** Raw records **
---

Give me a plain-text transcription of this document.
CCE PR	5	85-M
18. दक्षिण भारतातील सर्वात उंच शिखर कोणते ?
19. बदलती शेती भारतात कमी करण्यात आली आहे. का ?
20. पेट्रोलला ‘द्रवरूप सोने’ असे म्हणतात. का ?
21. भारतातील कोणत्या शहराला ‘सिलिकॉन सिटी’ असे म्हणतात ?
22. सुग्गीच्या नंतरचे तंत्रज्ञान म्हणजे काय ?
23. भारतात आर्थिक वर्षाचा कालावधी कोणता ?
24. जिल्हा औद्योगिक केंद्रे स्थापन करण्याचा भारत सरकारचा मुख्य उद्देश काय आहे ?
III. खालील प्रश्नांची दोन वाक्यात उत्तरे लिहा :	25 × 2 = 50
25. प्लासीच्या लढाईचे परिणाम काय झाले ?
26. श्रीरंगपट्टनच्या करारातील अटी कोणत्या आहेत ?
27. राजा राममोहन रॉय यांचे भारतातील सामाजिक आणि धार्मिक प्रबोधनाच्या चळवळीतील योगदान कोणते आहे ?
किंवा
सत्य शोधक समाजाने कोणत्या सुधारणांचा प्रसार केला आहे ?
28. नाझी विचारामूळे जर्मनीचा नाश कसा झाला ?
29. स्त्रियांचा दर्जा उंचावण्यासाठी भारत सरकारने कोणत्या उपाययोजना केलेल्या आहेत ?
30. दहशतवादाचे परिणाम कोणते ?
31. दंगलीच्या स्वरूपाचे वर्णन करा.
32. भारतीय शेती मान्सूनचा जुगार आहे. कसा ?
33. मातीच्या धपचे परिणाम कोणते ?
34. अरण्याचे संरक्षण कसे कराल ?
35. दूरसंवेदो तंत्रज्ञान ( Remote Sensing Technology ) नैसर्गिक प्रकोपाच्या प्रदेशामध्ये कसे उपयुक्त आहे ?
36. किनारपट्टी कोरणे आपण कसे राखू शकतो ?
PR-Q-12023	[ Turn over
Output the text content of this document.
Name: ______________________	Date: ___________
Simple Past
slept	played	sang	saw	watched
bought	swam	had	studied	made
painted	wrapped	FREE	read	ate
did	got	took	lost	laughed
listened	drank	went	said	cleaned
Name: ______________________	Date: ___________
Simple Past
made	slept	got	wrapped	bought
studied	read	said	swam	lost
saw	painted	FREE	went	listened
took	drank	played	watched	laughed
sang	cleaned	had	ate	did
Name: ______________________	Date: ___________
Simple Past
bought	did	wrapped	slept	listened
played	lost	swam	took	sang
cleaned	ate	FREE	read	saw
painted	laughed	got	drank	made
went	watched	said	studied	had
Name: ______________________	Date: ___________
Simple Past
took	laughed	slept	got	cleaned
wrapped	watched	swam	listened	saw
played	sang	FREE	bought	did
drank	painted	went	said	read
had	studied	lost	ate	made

---

** What you need to do **
Above are the records; copy every line in them that holds the word "read".

** Correct response **
painted	wrapped	FREE	read	ate
studied	read	said	swam	lost
cleaned	ate	FREE	read	saw
drank	painted	went	said	read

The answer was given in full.